Exercise task -> Extract each line of the material that follows exactly and omit its pictures.

(Extracted data entries)
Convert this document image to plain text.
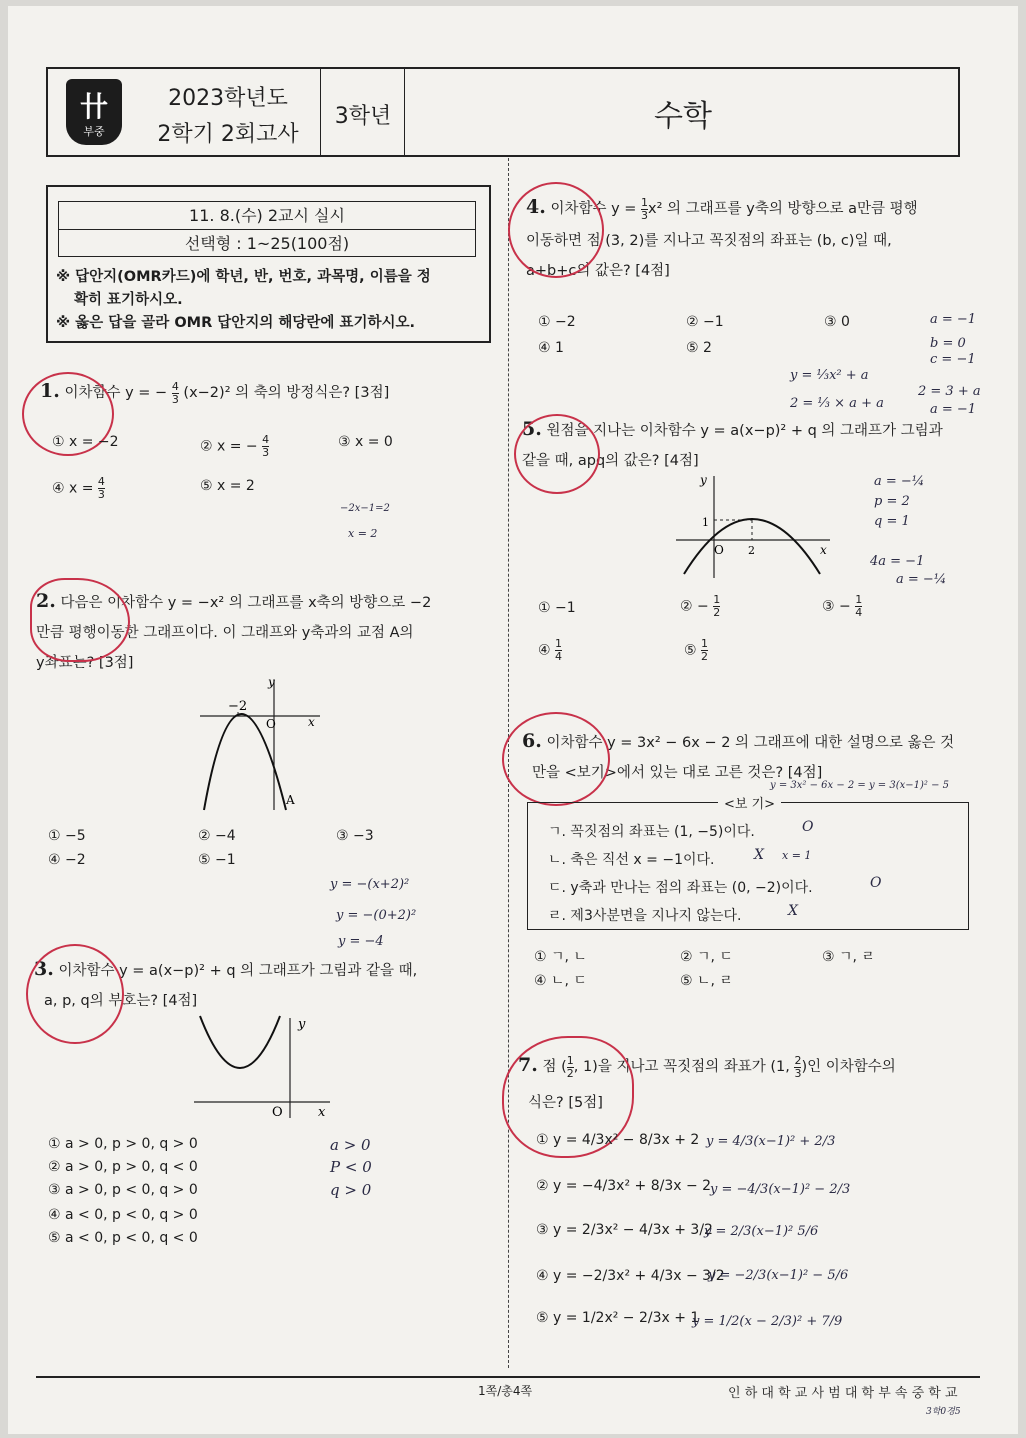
卄
부중
2023학년도
2학기 2회고사
3학년	수학
11. 8.(수) 2교시 실시
선택형 : 1~25(100점)
※ 답안지(OMR카드)에 학년, 반, 번호, 과목명, 이름을 정
확히 표기하시오.
※ 옳은 답을 골라 OMR 답안지의 해당란에 표기하시오.
1. 이차함수 y = − $\frac{4}{3} (x-2)^2$ 의 축의 방정식은? [3점]
① x = −2	② x = − $\frac{4}{3}$	③ x = 0
④ $x = \frac{4}{3}$	⑤ x = 2
−2x−1=2
x = 2
2. 다음은 이차함수 y = −x² 의 그래프를 x축의 방향으로 −2
만큼 평행이동한 그래프이다. 이 그래프와 y축과의 교점 A의
y좌표는? [3점]
y
x
O
−2
A
① −5	② −4	③ −3
④ −2	⑤ −1
y = −(x+2)²
y = −(0+2)²
y = −4
3. 이차함수 y = a(x−p)² + q 의 그래프가 그림과 같을 때,
a, p, q의 부호는? [4점]
y
x
O
① a > 0, p > 0, q > 0
② a > 0, p > 0, q < 0
③ a > 0, p < 0, q > 0
④ a < 0, p < 0, q > 0
⑤ a < 0, p < 0, q < 0
a > 0
P < 0
q > 0
4. 이차함수 $y = \frac{1}{3} x^2$ 의 그래프를 y축의 방향으로 a만큼 평행
이동하면 점 (3, 2)를 지나고 꼭짓점의 좌표는 (b, c)일 때,
a+b+c의 값은? [4점]
① −2	② −1	③ 0
④ 1	⑤ 2
a = −1
b = 0
c = −1
y = ⅓x² + a
2 = ⅓ × a + a
2 = 3 + a
a = −1
5. 원점을 지나는 이차함수 y = a(x−p)² + q 의 그래프가 그림과
같을 때, apq의 값은? [4점]
y
x
O
1
2
① −1	② − $\frac{1}{2}$	③ − $\frac{1}{4}$
④ $\frac{1}{4}$	⑤ $\frac{1}{2}$
a = −¼
p = 2
q = 1
4a = −1
a = −¼
6. 이차함수 y = 3x² − 6x − 2 의 그래프에 대한 설명으로 옳은 것
만을 <보기>에서 있는 대로 고른 것은? [4점]
y = 3x² − 6x − 2 = y = 3(x−1)² − 5
<보 기>
ㄱ. 꼭짓점의 좌표는 (1, −5)이다.
ㄴ. 축은 직선 x = −1이다.
ㄷ. y축과 만나는 점의 좌표는 (0, −2)이다.
ㄹ. 제3사분면을 지나지 않는다.
O
X x = 1
O
X
① ㄱ, ㄴ	② ㄱ, ㄷ	③ ㄱ, ㄹ
④ ㄴ, ㄷ	⑤ ㄴ, ㄹ
7. 점 ( $\frac{1}{2}$ , 1)을 지나고 꼭짓점의 좌표가 (1, $\frac{2}{3}$ )인 이차함수의
식은? [5점]
① y = 4/3x² − 8/3x + 2
② y = −4/3x² + 8/3x − 2
③ y = 2/3x² − 4/3x + 3/2
④ y = −2/3x² + 4/3x − 3/2
⑤ y = 1/2x² − 2/3x + 1
y = 4/3(x−1)² + 2/3
y = −4/3(x−1)² − 2/3
y = 2/3(x−1)² 5/6
y = −2/3(x−1)² − 5/6
y = 1/2(x − 2/3)² + 7/9
1쪽/총4쪽	인 하 대 학 교 사 범 대 학 부 속 중 학 교
3학0경5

Task result ->
Convert this document image to plain text.
卄
부중
2023학년도
2학기 2회고사
3학년	수학
11. 8.(수) 2교시 실시
선택형 : 1~25(100점)
※ 답안지(OMR카드)에 학년, 반, 번호, 과목명, 이름을 정
확히 표기하시오.
※ 옳은 답을 골라 OMR 답안지의 해당란에 표기하시오.
1. 이차함수 y = − $\frac{4}{3} (x-2)^2$ 의 축의 방정식은? [3점]
① x = −2	② x = − $\frac{4}{3}$	③ x = 0
④ $x = \frac{4}{3}$	⑤ x = 2
−2x−1=2
x = 2
2. 다음은 이차함수 y = −x² 의 그래프를 x축의 방향으로 −2
만큼 평행이동한 그래프이다. 이 그래프와 y축과의 교점 A의
y좌표는? [3점]
y
x
O
−2
A
① −5	② −4	③ −3
④ −2	⑤ −1
y = −(x+2)²
y = −(0+2)²
y = −4
3. 이차함수 y = a(x−p)² + q 의 그래프가 그림과 같을 때,
a, p, q의 부호는? [4점]
y
x
O
① a > 0, p > 0, q > 0
② a > 0, p > 0, q < 0
③ a > 0, p < 0, q > 0
④ a < 0, p < 0, q > 0
⑤ a < 0, p < 0, q < 0
a > 0
P < 0
q > 0
4. 이차함수 $y = \frac{1}{3} x^2$ 의 그래프를 y축의 방향으로 a만큼 평행
이동하면 점 (3, 2)를 지나고 꼭짓점의 좌표는 (b, c)일 때,
a+b+c의 값은? [4점]
① −2	② −1	③ 0
④ 1	⑤ 2
a = −1
b = 0
c = −1
y = ⅓x² + a
2 = ⅓ × a + a
2 = 3 + a
a = −1
5. 원점을 지나는 이차함수 y = a(x−p)² + q 의 그래프가 그림과
같을 때, apq의 값은? [4점]
y
x
O
1
2
① −1	② − $\frac{1}{2}$	③ − $\frac{1}{4}$
④ $\frac{1}{4}$	⑤ $\frac{1}{2}$
a = −¼
p = 2
q = 1
4a = −1
a = −¼
6. 이차함수 y = 3x² − 6x − 2 의 그래프에 대한 설명으로 옳은 것
만을 <보기>에서 있는 대로 고른 것은? [4점]
y = 3x² − 6x − 2 = y = 3(x−1)² − 5
<보 기>
ㄱ. 꼭짓점의 좌표는 (1, −5)이다.
ㄴ. 축은 직선 x = −1이다.
ㄷ. y축과 만나는 점의 좌표는 (0, −2)이다.
ㄹ. 제3사분면을 지나지 않는다.
O
X x = 1
O
X
① ㄱ, ㄴ	② ㄱ, ㄷ	③ ㄱ, ㄹ
④ ㄴ, ㄷ	⑤ ㄴ, ㄹ
7. 점 ( $\frac{1}{2}$ , 1)을 지나고 꼭짓점의 좌표가 (1, $\frac{2}{3}$ )인 이차함수의
식은? [5점]
① y = 4/3x² − 8/3x + 2
② y = −4/3x² + 8/3x − 2
③ y = 2/3x² − 4/3x + 3/2
④ y = −2/3x² + 4/3x − 3/2
⑤ y = 1/2x² − 2/3x + 1
y = 4/3(x−1)² + 2/3
y = −4/3(x−1)² − 2/3
y = 2/3(x−1)² 5/6
y = −2/3(x−1)² − 5/6
y = 1/2(x − 2/3)² + 7/9
1쪽/총4쪽	인 하 대 학 교 사 범 대 학 부 속 중 학 교
3학0경5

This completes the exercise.